(Data listing)
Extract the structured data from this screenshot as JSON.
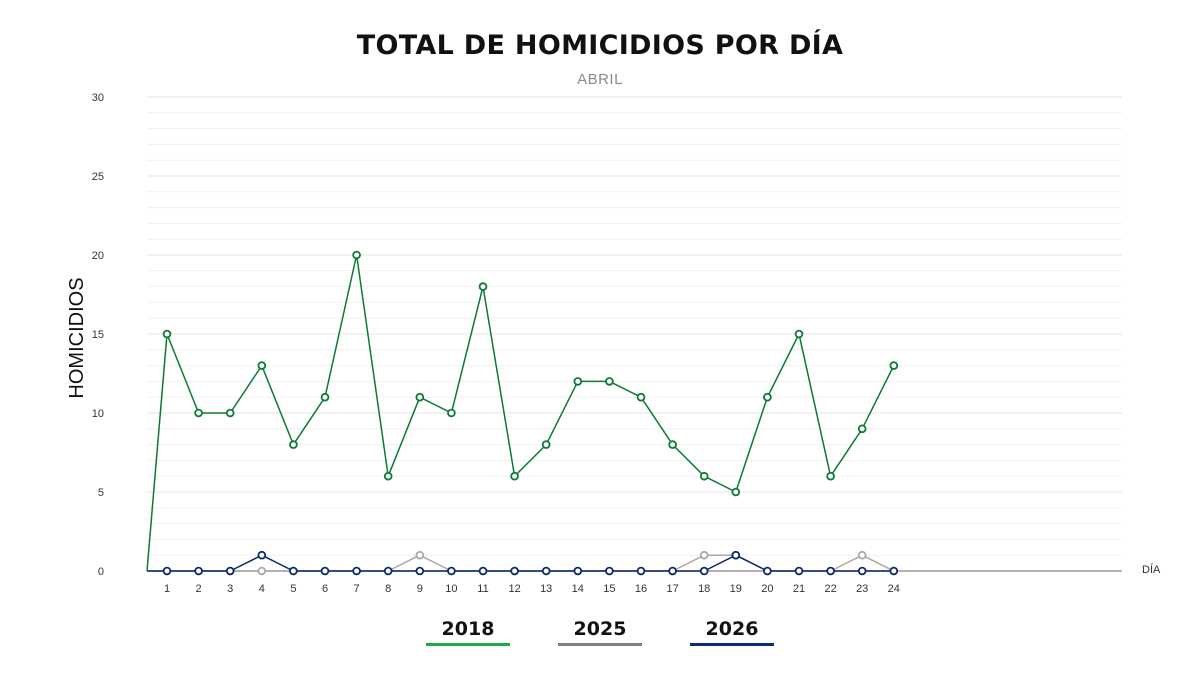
{
  "chart_data": {
    "type": "line",
    "title": "TOTAL DE HOMICIDIOS POR DÍA",
    "subtitle": "ABRIL",
    "xlabel": "DÍA",
    "ylabel": "HOMICIDIOS",
    "ylim": [
      0,
      30
    ],
    "yticks": [
      0,
      5,
      10,
      15,
      20,
      25,
      30
    ],
    "grid": true,
    "legend_position": "bottom",
    "categories": [
      "1",
      "2",
      "3",
      "4",
      "5",
      "6",
      "7",
      "8",
      "9",
      "10",
      "11",
      "12",
      "13",
      "14",
      "15",
      "16",
      "17",
      "18",
      "19",
      "20",
      "21",
      "22",
      "23",
      "24"
    ],
    "series": [
      {
        "name": "2018",
        "color": "#0a7a35",
        "legend_color": "#22a84a",
        "values": [
          15,
          10,
          10,
          13,
          8,
          11,
          20,
          6,
          11,
          10,
          18,
          6,
          8,
          12,
          12,
          11,
          8,
          6,
          5,
          11,
          15,
          6,
          9,
          13
        ]
      },
      {
        "name": "2025",
        "color": "#a8a8a8",
        "legend_color": "#808080",
        "values": [
          0,
          0,
          0,
          0,
          0,
          0,
          0,
          0,
          1,
          0,
          0,
          0,
          0,
          0,
          0,
          0,
          0,
          1,
          1,
          0,
          0,
          0,
          1,
          0
        ]
      },
      {
        "name": "2026",
        "color": "#0b2a66",
        "legend_color": "#0b2a80",
        "values": [
          0,
          0,
          0,
          1,
          0,
          0,
          0,
          0,
          0,
          0,
          0,
          0,
          0,
          0,
          0,
          0,
          0,
          0,
          1,
          0,
          0,
          0,
          0,
          0
        ]
      }
    ]
  }
}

### EXERCISE GOAL
Your answer should be a single number: how many lines of the material contain the word "HOMICIDIOS".

### PROBLEM SOLUTION
2